## JOB
Repeat the material below word for word and leave out all pictures.
+-------+
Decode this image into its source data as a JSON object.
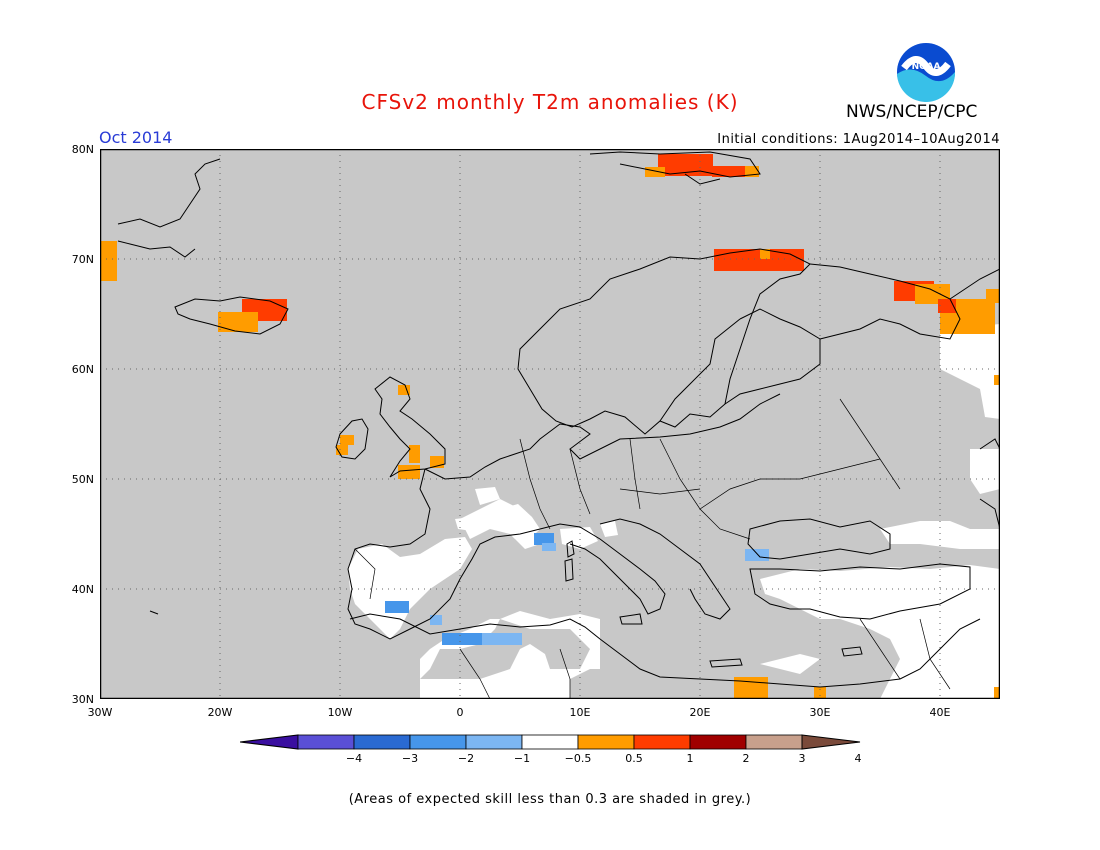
{
  "title": "CFSv2 monthly T2m anomalies (K)",
  "agency": "NWS/NCEP/CPC",
  "logo_text": "NOAA",
  "month": "Oct 2014",
  "initial_conditions": "Initial conditions: 1Aug2014–10Aug2014",
  "lat_labels": [
    "80N",
    "70N",
    "60N",
    "50N",
    "40N",
    "30N"
  ],
  "lon_labels": [
    "30W",
    "20W",
    "10W",
    "0",
    "10E",
    "20E",
    "30E",
    "40E"
  ],
  "colorbar": {
    "labels": [
      "−4",
      "−3",
      "−2",
      "−1",
      "−0.5",
      "0.5",
      "1",
      "2",
      "3",
      "4"
    ],
    "colors": [
      "#3a0fa0",
      "#5a4fd6",
      "#2a6ad2",
      "#4696ea",
      "#7cb6f2",
      "#ffffff",
      "#ff9c00",
      "#ff3c00",
      "#a00000",
      "#c8a08c",
      "#7a4a3a"
    ]
  },
  "colors": {
    "land_skill_low": "#c8c8c8",
    "coast": "#000000",
    "orange": "#ff9c00",
    "red": "#ff3c00",
    "lightblue": "#7cb6f2",
    "midblue": "#4696ea"
  },
  "footnote": "(Areas of expected skill less than 0.3 are shaded in grey.)"
}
+-------+
## TASK RESULT
Decode this image into its source data as a JSON object.
{
  "title": "CFSv2 monthly T2m anomalies (K)",
  "agency": "NWS/NCEP/CPC",
  "logo_text": "NOAA",
  "month": "Oct 2014",
  "initial_conditions": "Initial conditions: 1Aug2014–10Aug2014",
  "lat_labels": [
    "80N",
    "70N",
    "60N",
    "50N",
    "40N",
    "30N"
  ],
  "lon_labels": [
    "30W",
    "20W",
    "10W",
    "0",
    "10E",
    "20E",
    "30E",
    "40E"
  ],
  "colorbar": {
    "labels": [
      "−4",
      "−3",
      "−2",
      "−1",
      "−0.5",
      "0.5",
      "1",
      "2",
      "3",
      "4"
    ],
    "colors": [
      "#3a0fa0",
      "#5a4fd6",
      "#2a6ad2",
      "#4696ea",
      "#7cb6f2",
      "#ffffff",
      "#ff9c00",
      "#ff3c00",
      "#a00000",
      "#c8a08c",
      "#7a4a3a"
    ]
  },
  "colors": {
    "land_skill_low": "#c8c8c8",
    "coast": "#000000",
    "orange": "#ff9c00",
    "red": "#ff3c00",
    "lightblue": "#7cb6f2",
    "midblue": "#4696ea"
  },
  "footnote": "(Areas of expected skill less than 0.3 are shaded in grey.)"
}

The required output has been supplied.